Task statement: Print the records below exactly as they appear.

Dataset items:
"""

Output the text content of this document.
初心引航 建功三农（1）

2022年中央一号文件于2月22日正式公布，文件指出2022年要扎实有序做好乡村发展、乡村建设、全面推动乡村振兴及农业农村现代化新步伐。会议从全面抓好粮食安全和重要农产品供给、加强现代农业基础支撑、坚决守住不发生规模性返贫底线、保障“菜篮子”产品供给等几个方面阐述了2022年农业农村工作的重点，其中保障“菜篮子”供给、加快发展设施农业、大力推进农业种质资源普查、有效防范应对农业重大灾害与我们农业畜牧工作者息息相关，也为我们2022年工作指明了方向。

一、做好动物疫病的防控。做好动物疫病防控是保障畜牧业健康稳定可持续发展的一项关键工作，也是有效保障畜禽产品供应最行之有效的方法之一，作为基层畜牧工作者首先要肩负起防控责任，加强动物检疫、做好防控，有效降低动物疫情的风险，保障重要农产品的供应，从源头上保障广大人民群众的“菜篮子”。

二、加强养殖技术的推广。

"""

Completed exercise:
Output the text content of this document.
初心引航 建功三农（1）

2022年中央一号文件于2月22日正式公布，文件指出2022年要扎实有序做好乡村发展、乡村建设、全面推动乡村振兴及农业农村现代化新步伐。会议从全面抓好粮食安全和重要农产品供给、加强现代农业基础支撑、坚决守住不发生规模性返贫底线、保障“菜篮子”产品供给等几个方面阐述了2022年农业农村工作的重点，其中保障“菜篮子”供给、加快发展设施农业、大力推进农业种质资源普查、有效防范应对农业重大灾害与我们农业畜牧工作者息息相关，也为我们2022年工作指明了方向。

一、做好动物疫病的防控。做好动物疫病防控是保障畜牧业健康稳定可持续发展的一项关键工作，也是有效保障畜禽产品供应最行之有效的方法之一，作为基层畜牧工作者首先要肩负起防控责任，加强动物检疫、做好防控，有效降低动物疫情的风险，保障重要农产品的供应，从源头上保障广大人民群众的“菜篮子”。

二、加强养殖技术的推广。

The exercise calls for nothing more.